# Prompt A
Quote the lines of the records below exactly, everything from the line containing "y-tick-label: 200 xyxy=(143,80,161,90)" down to the line containing "point xyxy=(626,120,640,134)", with both of those lines included.

# Selected text
Re: COPY FROM WHEN condition

From: Tomas Vondra <tomas(dot)vondra(at)2ndquadrant(dot)com>
To: pgsql-hackers(at)lists(dot)postgresql(dot)org
Subject: Re: COPY FROM WHEN condition
Date: 2018-11-02 13:17:46
Message-ID: 0623219e-c034-bc10-c546-a01da35e6349@2ndquadrant.com
Views: Raw Message | Whole Thread | Download mbox | Resend email
Thread:
Lists: pgsql-hackers

On 11/02/2018 03:57 AM, Corey Huinker wrote:
> > Are you thinking something like having a COPY command that provides
> > results in such a way that they could be referenced in a FROM clause
> > (perhaps a COPY that defines a cursor…)?
>
> That would also be nice, but what I was thinking of was that some
> highly restricted subset of cases of SQL in general could lend
> themselves to levels of optimization that would be impractical in
> other contexts.
>
>
> If COPY (or a syntactical equivalent) can return a result set, then the
> whole of SQL is available to filter and aggregate the results and we
> don't have to invent new syntax, or endure confusion whenCOPY-WHEN
> syntax behaves subtly different from a similar FROM-WHERE.
>
> Also, what would we be saving computationally? The whole file (or
> program output) has to be consumed no matter what, the columns have to
> be parsed no matter what. At least some of the columns have to be
> converted to their assigned datatypes enough to know whether or not to
> filter the row, but we might be able push that logic inside a copy. I'm
> thinking of something like this:
>
> SELECT x.a, sum(x.b)
> FROM ( COPY INLINE '/path/to/foo.txt' FORMAT CSV ) as x( a integer,
> b numeric, c text, d date, e json) )
> WHERE x.d >= '2018-11-01'
>
>
> In this case, there is the /opportunity/ to see the following optimizations:
> - columns c and e are never referenced, and need never be turned into a
> datum (though we might do so just to confirm that they conform to the
> data type)

# Prompt B
Say whether each statement agrees with the mailing-list message above, answering yes or no and quoting the deciding words. (i) The message was sent to the pgsql-hackers list. (ii) The quoted SQL example reads the file in JSON format. (iii) The quoted passage says columns c and e are never referenced.

[Element and region data]
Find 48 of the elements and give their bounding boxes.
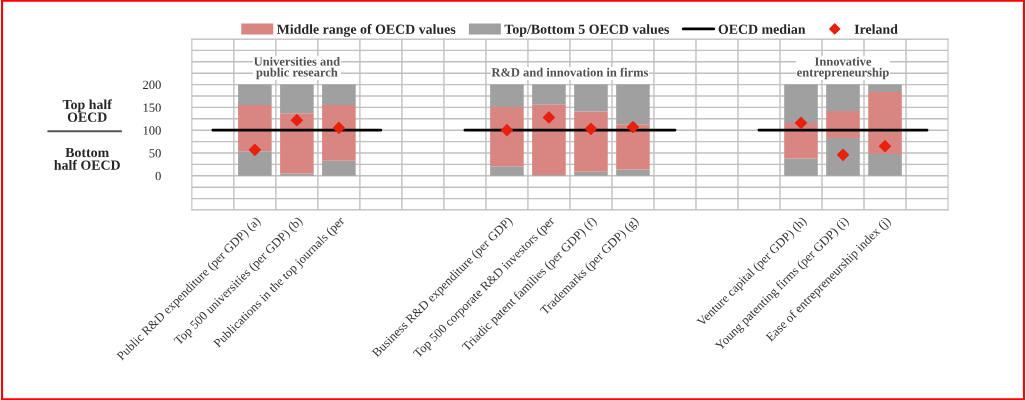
y-tick-label: 200 xyxy=(143,80,161,90)
point xyxy=(500,124,514,137)
bar xyxy=(574,84,608,112)
bar xyxy=(238,84,272,106)
bar xyxy=(616,169,650,176)
legend-label: Ireland xyxy=(854,24,898,34)
bar xyxy=(784,84,818,123)
point xyxy=(290,114,303,127)
point xyxy=(542,111,556,124)
bar xyxy=(322,84,356,106)
bar xyxy=(280,84,314,114)
bar xyxy=(490,84,524,107)
bar xyxy=(574,111,608,172)
text: Bottom half OECD xyxy=(54,147,120,170)
annotation: Innovative entrepreneurship xyxy=(797,56,889,80)
point xyxy=(248,143,261,156)
bar xyxy=(574,171,608,176)
point xyxy=(878,140,892,153)
bar xyxy=(532,104,566,175)
bar xyxy=(532,84,566,105)
bar xyxy=(826,137,860,176)
bar xyxy=(238,105,272,152)
bar xyxy=(322,105,356,161)
annotation: Universities and public research xyxy=(253,56,340,80)
bar xyxy=(868,153,902,176)
y-tick-label: 100 xyxy=(143,126,161,135)
point xyxy=(794,116,808,129)
text: Top half OECD xyxy=(62,99,112,122)
bar xyxy=(826,84,860,112)
y-tick-label: 0 xyxy=(155,171,161,181)
legend-label: OECD median xyxy=(718,24,806,34)
y-tick-label: 150 xyxy=(143,103,161,112)
y-tick-label: 50 xyxy=(149,149,161,158)
bar xyxy=(490,106,524,167)
bar xyxy=(238,151,272,176)
legend-label: Top/Bottom 5 OECD values xyxy=(504,24,670,37)
bar xyxy=(784,158,818,176)
point xyxy=(626,120,640,134)
bar xyxy=(322,160,356,176)
legend-label: Middle range of OECD values xyxy=(276,24,456,37)
point xyxy=(332,121,345,134)
bar xyxy=(280,113,314,174)
bar xyxy=(616,84,650,125)
bar xyxy=(868,91,902,154)
bar xyxy=(490,166,524,176)
bar xyxy=(868,84,902,92)
point xyxy=(584,122,598,135)
annotation: R&D and innovation in firms xyxy=(491,67,649,77)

# Expected answer A
y-tick-label: 200 xyxy=(143,80,161,90)
point xyxy=(500,124,514,137)
bar xyxy=(574,84,608,112)
bar xyxy=(238,84,272,106)
bar xyxy=(616,169,650,176)
legend-label: Ireland xyxy=(854,24,898,34)
bar xyxy=(784,84,818,123)
point xyxy=(290,114,303,127)
point xyxy=(542,111,556,124)
bar xyxy=(322,84,356,106)
bar xyxy=(280,84,314,114)
bar xyxy=(490,84,524,107)
bar xyxy=(574,111,608,172)
text: Bottom half OECD xyxy=(54,147,120,170)
annotation: Innovative entrepreneurship xyxy=(797,56,889,80)
point xyxy=(248,143,261,156)
bar xyxy=(574,171,608,176)
point xyxy=(878,140,892,153)
bar xyxy=(532,104,566,175)
bar xyxy=(532,84,566,105)
bar xyxy=(826,137,860,176)
bar xyxy=(238,105,272,152)
bar xyxy=(322,105,356,161)
annotation: Universities and public research xyxy=(253,56,340,80)
bar xyxy=(868,153,902,176)
y-tick-label: 100 xyxy=(143,126,161,135)
point xyxy=(794,116,808,129)
text: Top half OECD xyxy=(62,99,112,122)
bar xyxy=(826,84,860,112)
y-tick-label: 0 xyxy=(155,171,161,181)
legend-label: OECD median xyxy=(718,24,806,34)
y-tick-label: 150 xyxy=(143,103,161,112)
y-tick-label: 50 xyxy=(149,149,161,158)
bar xyxy=(490,106,524,167)
bar xyxy=(238,151,272,176)
legend-label: Top/Bottom 5 OECD values xyxy=(504,24,670,37)
bar xyxy=(784,158,818,176)
point xyxy=(626,120,640,134)

# Expected answer B
(i) Yes: "Lists: pgsql-hackers"
(ii) No: "FORMAT CSV"
(iii) Yes: "columns c and e are never referenced"